Every record below should be printed exactly as given.

(Dataset excerpt)
----------------

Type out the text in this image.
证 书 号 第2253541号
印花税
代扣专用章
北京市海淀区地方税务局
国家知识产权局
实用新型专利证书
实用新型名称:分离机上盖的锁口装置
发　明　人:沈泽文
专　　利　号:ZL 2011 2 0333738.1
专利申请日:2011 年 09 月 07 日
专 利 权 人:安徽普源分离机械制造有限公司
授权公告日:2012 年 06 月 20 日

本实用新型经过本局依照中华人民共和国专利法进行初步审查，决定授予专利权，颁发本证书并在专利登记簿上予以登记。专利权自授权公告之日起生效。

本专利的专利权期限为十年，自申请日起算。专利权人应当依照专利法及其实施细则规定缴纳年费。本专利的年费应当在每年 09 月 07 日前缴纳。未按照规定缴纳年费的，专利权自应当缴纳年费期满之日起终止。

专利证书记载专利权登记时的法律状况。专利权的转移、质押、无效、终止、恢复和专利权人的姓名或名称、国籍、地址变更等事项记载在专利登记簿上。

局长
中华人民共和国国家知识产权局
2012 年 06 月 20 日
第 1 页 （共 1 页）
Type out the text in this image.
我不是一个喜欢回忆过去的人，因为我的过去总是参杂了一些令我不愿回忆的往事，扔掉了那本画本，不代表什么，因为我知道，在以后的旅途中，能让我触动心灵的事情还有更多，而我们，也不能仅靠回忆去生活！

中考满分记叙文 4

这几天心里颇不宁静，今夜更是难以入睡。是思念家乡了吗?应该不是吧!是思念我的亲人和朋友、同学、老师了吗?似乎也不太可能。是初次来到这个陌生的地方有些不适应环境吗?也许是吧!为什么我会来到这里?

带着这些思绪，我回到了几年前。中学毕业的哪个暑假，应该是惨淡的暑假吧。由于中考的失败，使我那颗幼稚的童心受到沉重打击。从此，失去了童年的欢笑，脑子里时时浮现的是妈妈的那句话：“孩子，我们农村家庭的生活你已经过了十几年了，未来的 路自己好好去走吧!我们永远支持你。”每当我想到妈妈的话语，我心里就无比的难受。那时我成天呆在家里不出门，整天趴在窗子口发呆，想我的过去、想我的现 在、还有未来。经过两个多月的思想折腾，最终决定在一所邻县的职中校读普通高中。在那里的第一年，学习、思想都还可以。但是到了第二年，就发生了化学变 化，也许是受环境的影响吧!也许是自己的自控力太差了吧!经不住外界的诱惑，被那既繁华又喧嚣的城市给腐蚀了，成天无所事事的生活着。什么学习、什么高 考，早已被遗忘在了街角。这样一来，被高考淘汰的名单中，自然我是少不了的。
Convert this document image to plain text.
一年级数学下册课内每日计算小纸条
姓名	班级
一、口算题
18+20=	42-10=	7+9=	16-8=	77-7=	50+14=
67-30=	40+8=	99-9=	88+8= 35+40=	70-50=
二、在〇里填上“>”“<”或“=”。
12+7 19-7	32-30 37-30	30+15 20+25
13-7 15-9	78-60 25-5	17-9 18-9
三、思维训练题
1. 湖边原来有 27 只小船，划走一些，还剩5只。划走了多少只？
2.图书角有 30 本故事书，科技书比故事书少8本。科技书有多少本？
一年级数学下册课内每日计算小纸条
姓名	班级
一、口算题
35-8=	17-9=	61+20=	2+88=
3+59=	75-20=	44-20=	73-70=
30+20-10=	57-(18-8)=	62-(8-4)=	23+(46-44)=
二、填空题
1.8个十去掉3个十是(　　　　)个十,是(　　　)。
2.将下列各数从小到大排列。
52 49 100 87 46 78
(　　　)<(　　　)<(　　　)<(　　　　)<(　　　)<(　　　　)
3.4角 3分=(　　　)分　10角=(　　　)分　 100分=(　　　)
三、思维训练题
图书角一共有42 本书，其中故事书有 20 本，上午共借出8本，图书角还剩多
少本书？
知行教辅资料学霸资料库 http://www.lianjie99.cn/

----------------

The result =
Type out the text in this image.
证 书 号 第2253541号
印花税
代扣专用章
北京市海淀区地方税务局
国家知识产权局
实用新型专利证书
实用新型名称:分离机上盖的锁口装置
发　明　人:沈泽文
专　　利　号:ZL 2011 2 0333738.1
专利申请日:2011 年 09 月 07 日
专 利 权 人:安徽普源分离机械制造有限公司
授权公告日:2012 年 06 月 20 日

本实用新型经过本局依照中华人民共和国专利法进行初步审查，决定授予专利权，颁发本证书并在专利登记簿上予以登记。专利权自授权公告之日起生效。

本专利的专利权期限为十年，自申请日起算。专利权人应当依照专利法及其实施细则规定缴纳年费。本专利的年费应当在每年 09 月 07 日前缴纳。未按照规定缴纳年费的，专利权自应当缴纳年费期满之日起终止。

专利证书记载专利权登记时的法律状况。专利权的转移、质押、无效、终止、恢复和专利权人的姓名或名称、国籍、地址变更等事项记载在专利登记簿上。

局长
中华人民共和国国家知识产权局
2012 年 06 月 20 日
第 1 页 （共 1 页）
Type out the text in this image.
我不是一个喜欢回忆过去的人，因为我的过去总是参杂了一些令我不愿回忆的往事，扔掉了那本画本，不代表什么，因为我知道，在以后的旅途中，能让我触动心灵的事情还有更多，而我们，也不能仅靠回忆去生活！

中考满分记叙文 4

这几天心里颇不宁静，今夜更是难以入睡。是思念家乡了吗?应该不是吧!是思念我的亲人和朋友、同学、老师了吗?似乎也不太可能。是初次来到这个陌生的地方有些不适应环境吗?也许是吧!为什么我会来到这里?

带着这些思绪，我回到了几年前。中学毕业的哪个暑假，应该是惨淡的暑假吧。由于中考的失败，使我那颗幼稚的童心受到沉重打击。从此，失去了童年的欢笑，脑子里时时浮现的是妈妈的那句话：“孩子，我们农村家庭的生活你已经过了十几年了，未来的 路自己好好去走吧!我们永远支持你。”每当我想到妈妈的话语，我心里就无比的难受。那时我成天呆在家里不出门，整天趴在窗子口发呆，想我的过去、想我的现 在、还有未来。经过两个多月的思想折腾，最终决定在一所邻县的职中校读普通高中。在那里的第一年，学习、思想都还可以。但是到了第二年，就发生了化学变 化，也许是受环境的影响吧!也许是自己的自控力太差了吧!经不住外界的诱惑，被那既繁华又喧嚣的城市给腐蚀了，成天无所事事的生活着。什么学习、什么高 考，早已被遗忘在了街角。这样一来，被高考淘汰的名单中，自然我是少不了的。
Convert this document image to plain text.
一年级数学下册课内每日计算小纸条
姓名	班级
一、口算题
18+20=	42-10=	7+9=	16-8=	77-7=	50+14=
67-30=	40+8=	99-9=	88+8= 35+40=	70-50=
二、在〇里填上“>”“<”或“=”。
12+7 19-7	32-30 37-30	30+15 20+25
13-7 15-9	78-60 25-5	17-9 18-9
三、思维训练题
1. 湖边原来有 27 只小船，划走一些，还剩5只。划走了多少只？
2.图书角有 30 本故事书，科技书比故事书少8本。科技书有多少本？
一年级数学下册课内每日计算小纸条
姓名	班级
一、口算题
35-8=	17-9=	61+20=	2+88=
3+59=	75-20=	44-20=	73-70=
30+20-10=	57-(18-8)=	62-(8-4)=	23+(46-44)=
二、填空题
1.8个十去掉3个十是(　　　　)个十,是(　　　)。
2.将下列各数从小到大排列。
52 49 100 87 46 78
(　　　)<(　　　)<(　　　)<(　　　　)<(　　　)<(　　　　)
3.4角 3分=(　　　)分　10角=(　　　)分　 100分=(　　　)
三、思维训练题
图书角一共有42 本书，其中故事书有 20 本，上午共借出8本，图书角还剩多
少本书？
知行教辅资料学霸资料库 http://www.lianjie99.cn/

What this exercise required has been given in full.